**Annotated element entries**
▽
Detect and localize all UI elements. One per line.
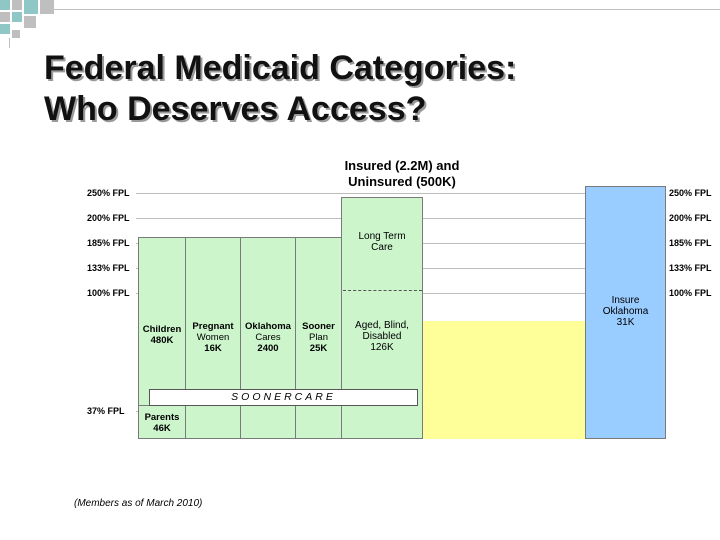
insure-name-1: Insure [611, 295, 640, 306]
fpl-right-100: 100% FPL [669, 288, 712, 298]
fpl-left-37: 37% FPL [87, 406, 125, 416]
parents-name: Parents [144, 412, 180, 423]
corner-square [24, 16, 36, 28]
soonercare-banner: SOONERCARE [149, 389, 418, 406]
parents-count: 46K [153, 423, 171, 434]
corner-square [0, 24, 10, 34]
abd-name-2: Disabled [362, 331, 402, 342]
fpl-left-185: 185% FPL [87, 238, 130, 248]
pregnant-name-2: Women [196, 332, 230, 343]
insured-uninsured-header: Insured (2.2M) and Uninsured (500K) [322, 158, 482, 190]
corner-square [24, 0, 38, 14]
corner-line-horizontal [54, 9, 720, 10]
sooner-count: 25K [309, 343, 328, 354]
corner-square [0, 0, 10, 10]
gridline-250 [136, 193, 666, 194]
fpl-right-200: 200% FPL [669, 213, 712, 223]
pregnant-count: 16K [204, 343, 222, 354]
ltc-name-1: Long Term [358, 231, 406, 242]
corner-square [40, 0, 54, 14]
pregnant-name-1: Pregnant [192, 321, 234, 332]
fpl-left-200: 200% FPL [87, 213, 130, 223]
sooner-name-1: Sooner [302, 321, 335, 332]
okcares-name-1: Oklahoma [245, 321, 291, 332]
corner-square [12, 30, 20, 38]
fpl-left-100: 100% FPL [87, 288, 130, 298]
fpl-right-185: 185% FPL [669, 238, 712, 248]
label-long-term-care: Long Term Care [341, 231, 423, 253]
fpl-right-250: 250% FPL [669, 188, 712, 198]
corner-square [12, 0, 22, 10]
abd-name-1: Aged, Blind, [355, 320, 409, 331]
slide-title: Federal Medicaid Categories: Who Deserve… [44, 48, 684, 130]
box-insure-oklahoma [585, 186, 666, 439]
long-term-care-divider [343, 290, 422, 291]
label-insure-oklahoma: Insure Oklahoma 31K [585, 295, 666, 328]
okcares-name-2: Cares [255, 332, 281, 343]
label-pregnant-women: Pregnant Women 16K [185, 321, 241, 354]
children-count: 480K [150, 335, 174, 346]
children-name: Children [142, 324, 182, 335]
fpl-left-133: 133% FPL [87, 263, 130, 273]
sooner-name-2: Plan [308, 332, 328, 343]
label-oklahoma-cares: Oklahoma Cares 2400 [240, 321, 296, 354]
uninsured-region [423, 321, 585, 439]
label-children: Children 480K [138, 324, 186, 346]
label-aged-blind-disabled: Aged, Blind, Disabled 126K [341, 320, 423, 353]
header-line-2: Uninsured (500K) [348, 174, 456, 189]
title-line-2: Who Deserves Access? [44, 90, 427, 128]
footnote: (Members as of March 2010) [74, 498, 203, 509]
okcares-count: 2400 [257, 343, 279, 354]
label-parents: Parents 46K [138, 412, 186, 434]
corner-square [12, 12, 22, 22]
label-sooner-plan: Sooner Plan 25K [295, 321, 342, 354]
corner-square [0, 12, 10, 22]
ltc-name-2: Care [371, 242, 393, 253]
header-line-1: Insured (2.2M) and [344, 158, 460, 173]
insure-count: 31K [616, 317, 635, 328]
corner-line-vertical [9, 38, 10, 48]
abd-count: 126K [370, 342, 394, 353]
title-line-1: Federal Medicaid Categories: [44, 49, 517, 87]
fpl-right-133: 133% FPL [669, 263, 712, 273]
fpl-left-250: 250% FPL [87, 188, 130, 198]
insure-name-2: Oklahoma [602, 306, 649, 317]
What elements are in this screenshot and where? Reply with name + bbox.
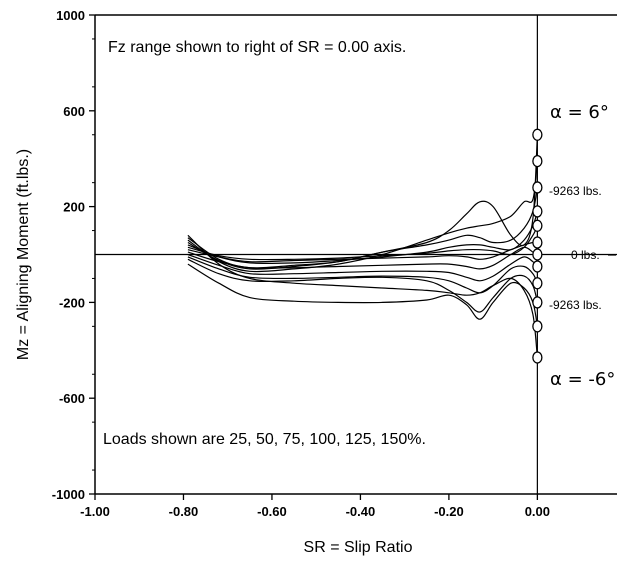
△
**Set exercise**
Rename "corner-square" to "corner-box" in the records starting at the line with "insure-name-1: Insure [611, 295, 640, 306]" and ending at the line with "pregnant-name-2: Women [196, 332, 230, 343]", and write out only those lines with nothing else changed.

**Task solution**
insure-name-1: Insure [611, 295, 640, 306]
fpl-right-100: 100% FPL [669, 288, 712, 298]
fpl-left-37: 37% FPL [87, 406, 125, 416]
parents-name: Parents [144, 412, 180, 423]
corner-box [24, 16, 36, 28]
soonercare-banner: SOONERCARE [149, 389, 418, 406]
parents-count: 46K [153, 423, 171, 434]
corner-box [0, 24, 10, 34]
abd-name-2: Disabled [362, 331, 402, 342]
fpl-left-185: 185% FPL [87, 238, 130, 248]
pregnant-name-2: Women [196, 332, 230, 343]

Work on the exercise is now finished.